Continue the passage on McQueen's fashion shows, picking up right after its final sentence.

**Extracted text**
— Begin —

McQueen didn’t only reimagine history with his designs. He also contributed to the future of the industry through his innovative and theatrical fashion shows. He was one of the first designers to adopt high technology in fashion shows, using two robotic arms from a car manufacturing plant to spray paint a model live on the runway, in his 13th collection titled “No.13” in 1999. In 2001, his show titled “Voss” was centered around a glass box that referenced a psychiatric facility with its padded white interiors. The show was concluded by a nude model whose face was obscured by a gas mask covered with live moths. The show tackled sanity and McQueen stated that “it was about trying to trap something that wasn’t conventionally beautiful to show that beauty comes from within.”
He was also a forerunner of integrating fashion with the digital and was the first designer to debut a fashion show on a live broadcast over the internet. The popularity of the idea is evidenced by the high influx of viewers which caused the site to crash. It was later called “the most dramatic revolution in 21st century fashion” by the critic Suzy Menkes.

— End —

**Information supplied**

— Begin —

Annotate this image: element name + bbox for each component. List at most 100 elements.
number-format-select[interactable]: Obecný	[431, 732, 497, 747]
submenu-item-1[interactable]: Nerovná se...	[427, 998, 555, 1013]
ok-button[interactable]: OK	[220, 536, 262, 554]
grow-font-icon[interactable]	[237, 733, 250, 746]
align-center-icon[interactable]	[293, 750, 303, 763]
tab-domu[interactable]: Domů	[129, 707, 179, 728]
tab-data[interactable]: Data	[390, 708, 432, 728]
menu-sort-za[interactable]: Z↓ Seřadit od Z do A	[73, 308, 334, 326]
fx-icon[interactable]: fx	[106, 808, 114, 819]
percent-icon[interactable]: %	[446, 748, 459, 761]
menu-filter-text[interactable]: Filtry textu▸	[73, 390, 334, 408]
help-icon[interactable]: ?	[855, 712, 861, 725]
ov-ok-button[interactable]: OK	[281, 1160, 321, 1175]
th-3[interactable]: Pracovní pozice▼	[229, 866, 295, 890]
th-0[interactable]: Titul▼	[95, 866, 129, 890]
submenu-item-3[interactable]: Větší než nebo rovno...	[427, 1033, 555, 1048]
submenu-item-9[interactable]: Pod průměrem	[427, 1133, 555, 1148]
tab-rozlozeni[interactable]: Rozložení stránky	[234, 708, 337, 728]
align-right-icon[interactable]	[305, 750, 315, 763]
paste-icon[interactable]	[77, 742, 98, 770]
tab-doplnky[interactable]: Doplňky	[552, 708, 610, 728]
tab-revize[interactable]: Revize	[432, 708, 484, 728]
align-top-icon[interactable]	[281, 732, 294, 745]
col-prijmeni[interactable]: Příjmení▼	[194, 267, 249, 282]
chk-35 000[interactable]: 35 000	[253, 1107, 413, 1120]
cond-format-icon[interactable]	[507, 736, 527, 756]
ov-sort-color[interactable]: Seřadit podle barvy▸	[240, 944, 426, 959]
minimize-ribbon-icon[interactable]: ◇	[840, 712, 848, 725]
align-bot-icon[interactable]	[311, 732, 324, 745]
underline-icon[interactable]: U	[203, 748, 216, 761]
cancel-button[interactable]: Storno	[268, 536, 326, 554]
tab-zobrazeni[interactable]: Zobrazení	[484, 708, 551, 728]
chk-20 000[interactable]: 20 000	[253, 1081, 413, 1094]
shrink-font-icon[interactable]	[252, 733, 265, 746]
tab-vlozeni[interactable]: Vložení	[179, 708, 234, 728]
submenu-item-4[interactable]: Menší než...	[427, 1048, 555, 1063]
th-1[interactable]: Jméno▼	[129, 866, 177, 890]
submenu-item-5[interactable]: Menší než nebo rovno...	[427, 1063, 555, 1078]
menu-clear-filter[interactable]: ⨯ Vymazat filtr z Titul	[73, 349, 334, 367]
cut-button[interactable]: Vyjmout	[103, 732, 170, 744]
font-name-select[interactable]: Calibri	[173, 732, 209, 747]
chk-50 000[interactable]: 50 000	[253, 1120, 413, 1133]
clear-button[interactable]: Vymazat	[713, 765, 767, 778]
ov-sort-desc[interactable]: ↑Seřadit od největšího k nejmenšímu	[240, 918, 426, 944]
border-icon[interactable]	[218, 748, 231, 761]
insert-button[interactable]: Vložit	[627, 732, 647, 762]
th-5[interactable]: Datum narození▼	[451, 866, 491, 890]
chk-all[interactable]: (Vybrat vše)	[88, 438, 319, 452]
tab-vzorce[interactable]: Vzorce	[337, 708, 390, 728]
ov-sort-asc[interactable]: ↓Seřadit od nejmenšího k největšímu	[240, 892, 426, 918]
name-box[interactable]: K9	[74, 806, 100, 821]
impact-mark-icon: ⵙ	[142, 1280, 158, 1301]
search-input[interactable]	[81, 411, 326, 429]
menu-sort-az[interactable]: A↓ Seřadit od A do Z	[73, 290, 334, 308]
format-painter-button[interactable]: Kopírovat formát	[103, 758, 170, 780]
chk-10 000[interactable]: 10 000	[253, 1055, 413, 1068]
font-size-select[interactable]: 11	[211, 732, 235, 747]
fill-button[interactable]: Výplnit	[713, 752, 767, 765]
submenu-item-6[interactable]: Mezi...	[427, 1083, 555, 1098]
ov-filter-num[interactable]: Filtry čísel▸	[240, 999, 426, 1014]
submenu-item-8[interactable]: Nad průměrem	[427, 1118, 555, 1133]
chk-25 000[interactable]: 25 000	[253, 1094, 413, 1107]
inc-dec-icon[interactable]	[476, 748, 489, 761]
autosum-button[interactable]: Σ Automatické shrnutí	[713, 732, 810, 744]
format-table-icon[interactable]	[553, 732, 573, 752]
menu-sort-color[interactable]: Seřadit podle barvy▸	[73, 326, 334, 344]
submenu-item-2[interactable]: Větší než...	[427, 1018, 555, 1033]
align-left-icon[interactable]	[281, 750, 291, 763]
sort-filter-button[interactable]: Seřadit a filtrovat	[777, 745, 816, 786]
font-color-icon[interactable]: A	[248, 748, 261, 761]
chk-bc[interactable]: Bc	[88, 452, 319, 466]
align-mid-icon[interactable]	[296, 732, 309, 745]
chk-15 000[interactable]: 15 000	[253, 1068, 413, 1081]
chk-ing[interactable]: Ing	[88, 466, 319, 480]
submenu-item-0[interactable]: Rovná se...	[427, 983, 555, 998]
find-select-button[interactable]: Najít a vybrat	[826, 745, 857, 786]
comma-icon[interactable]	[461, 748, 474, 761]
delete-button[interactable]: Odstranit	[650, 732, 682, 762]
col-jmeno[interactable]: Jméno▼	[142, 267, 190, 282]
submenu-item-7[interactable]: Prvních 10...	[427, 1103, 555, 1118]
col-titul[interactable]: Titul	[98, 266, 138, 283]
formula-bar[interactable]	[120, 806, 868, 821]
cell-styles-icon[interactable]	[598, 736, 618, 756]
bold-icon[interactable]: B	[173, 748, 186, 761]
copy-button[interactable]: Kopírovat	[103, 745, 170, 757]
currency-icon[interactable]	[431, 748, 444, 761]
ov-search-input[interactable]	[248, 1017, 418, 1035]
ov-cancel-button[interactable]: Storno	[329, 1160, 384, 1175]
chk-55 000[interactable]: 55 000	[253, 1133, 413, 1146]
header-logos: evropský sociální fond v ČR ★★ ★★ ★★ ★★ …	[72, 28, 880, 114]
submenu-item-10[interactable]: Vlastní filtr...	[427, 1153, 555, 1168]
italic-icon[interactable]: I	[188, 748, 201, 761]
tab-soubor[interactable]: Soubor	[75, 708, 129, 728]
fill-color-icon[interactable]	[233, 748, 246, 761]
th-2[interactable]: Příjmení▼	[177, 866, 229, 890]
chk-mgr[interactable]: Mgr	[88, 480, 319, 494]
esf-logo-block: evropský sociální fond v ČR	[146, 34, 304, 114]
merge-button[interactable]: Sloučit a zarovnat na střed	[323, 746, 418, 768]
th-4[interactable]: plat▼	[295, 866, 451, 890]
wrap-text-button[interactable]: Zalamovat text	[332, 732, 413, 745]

— End —

**Task result**
Alexander McQueen’s brilliance and contribution to fashion is one that cannot be understated. His anti-establishment attitude and daring, well-tailored designs were traits that endeared his brand to the masses as well as critics. While he was nicknamed “l’enfant terrible” (the terrible child) of the fashion industry early on in his career, his subsequent shows and collections have cemented him as an icon of the industry, and one who was respected by his peers. Sadly, McQueen took his own life in 2010 at the young age of 40, a few days after his mother’s death. But his legacy is one that still lives on and inspires numerous fresh creators.
The Alexander McQueen label is now headed by Sarah Burton, McQueen’s Head of Womenswear since 2000, and his close collaborator.